▸ **Exercise goal**: Repeat the records verbatim and leave the pictures out of your copy.

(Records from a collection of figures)
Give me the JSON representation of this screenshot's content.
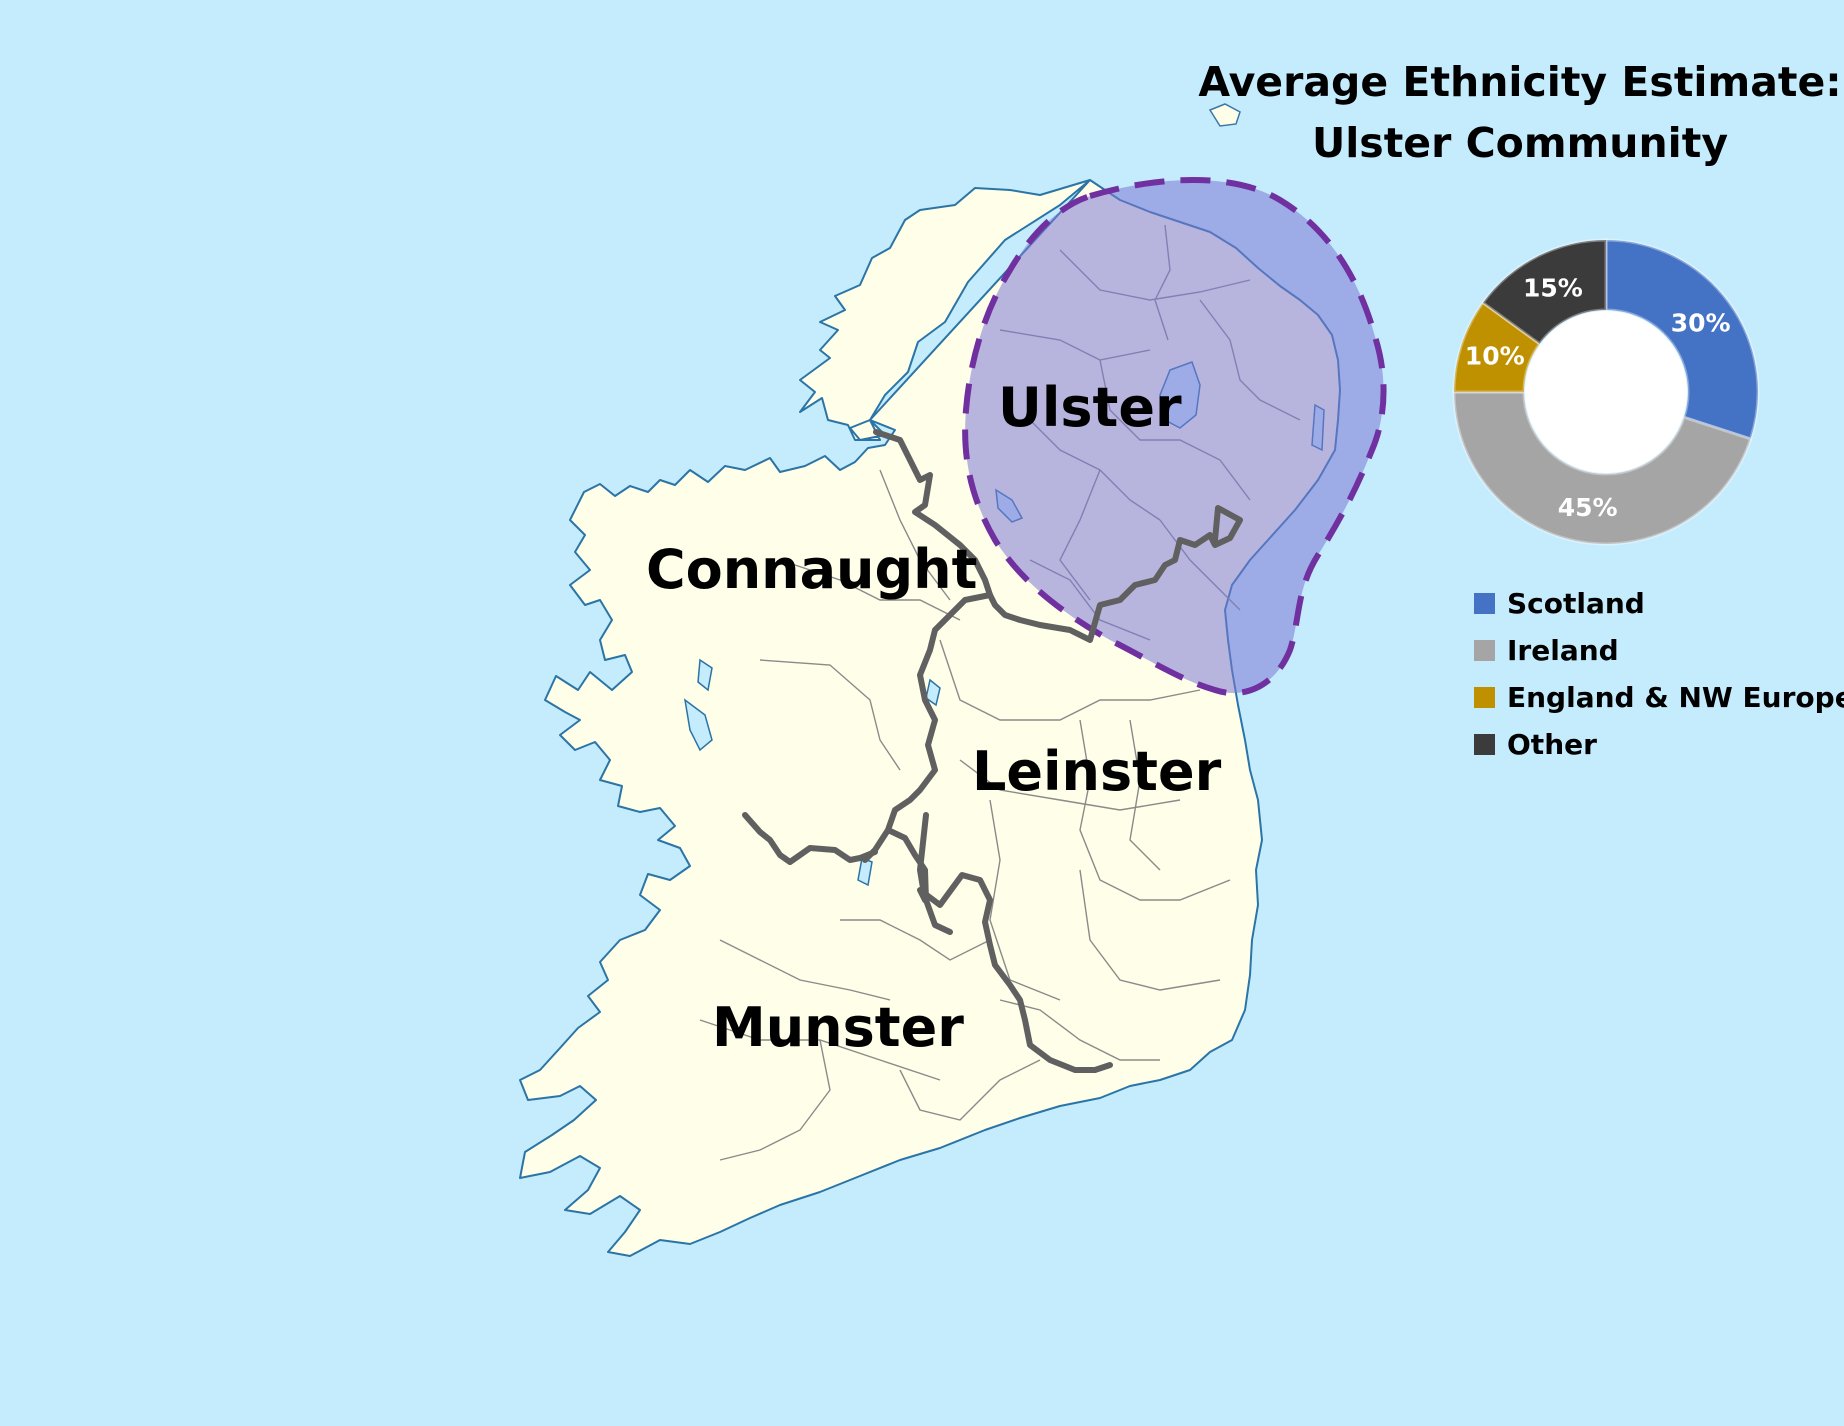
{
  "title": {
    "line1": "Average Ethnicity Estimate:",
    "line2": "Ulster Community"
  },
  "regions": [
    {
      "id": "ulster",
      "name": "Ulster"
    },
    {
      "id": "connaught",
      "name": "Connaught"
    },
    {
      "id": "leinster",
      "name": "Leinster"
    },
    {
      "id": "munster",
      "name": "Munster"
    }
  ],
  "highlight": {
    "region": "Ulster",
    "fill_color": "#7c78d6",
    "outline_color": "#7030a0"
  },
  "map_colors": {
    "sea": "#c5ecfd",
    "land": "#fefee9",
    "province_border": "#606060",
    "county_border": "#8a8a8a"
  },
  "chart_data": {
    "type": "pie",
    "style": "donut",
    "unit": "%",
    "slices": [
      {
        "label": "Scotland",
        "value": 30,
        "color": "#4472c4"
      },
      {
        "label": "Ireland",
        "value": 45,
        "color": "#a5a5a5"
      },
      {
        "label": "England & NW Europe",
        "value": 10,
        "color": "#bf9000"
      },
      {
        "label": "Other",
        "value": 15,
        "color": "#3b3b3b"
      }
    ],
    "legend_position": "below"
  }
}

▸ **Exercise result**:
Give me the JSON representation of this screenshot's content.
{
  "title": {
    "line1": "Average Ethnicity Estimate:",
    "line2": "Ulster Community"
  },
  "regions": [
    {
      "id": "ulster",
      "name": "Ulster"
    },
    {
      "id": "connaught",
      "name": "Connaught"
    },
    {
      "id": "leinster",
      "name": "Leinster"
    },
    {
      "id": "munster",
      "name": "Munster"
    }
  ],
  "highlight": {
    "region": "Ulster",
    "fill_color": "#7c78d6",
    "outline_color": "#7030a0"
  },
  "map_colors": {
    "sea": "#c5ecfd",
    "land": "#fefee9",
    "province_border": "#606060",
    "county_border": "#8a8a8a"
  },
  "chart_data": {
    "type": "pie",
    "style": "donut",
    "unit": "%",
    "slices": [
      {
        "label": "Scotland",
        "value": 30,
        "color": "#4472c4"
      },
      {
        "label": "Ireland",
        "value": 45,
        "color": "#a5a5a5"
      },
      {
        "label": "England & NW Europe",
        "value": 10,
        "color": "#bf9000"
      },
      {
        "label": "Other",
        "value": 15,
        "color": "#3b3b3b"
      }
    ],
    "legend_position": "below"
  }
}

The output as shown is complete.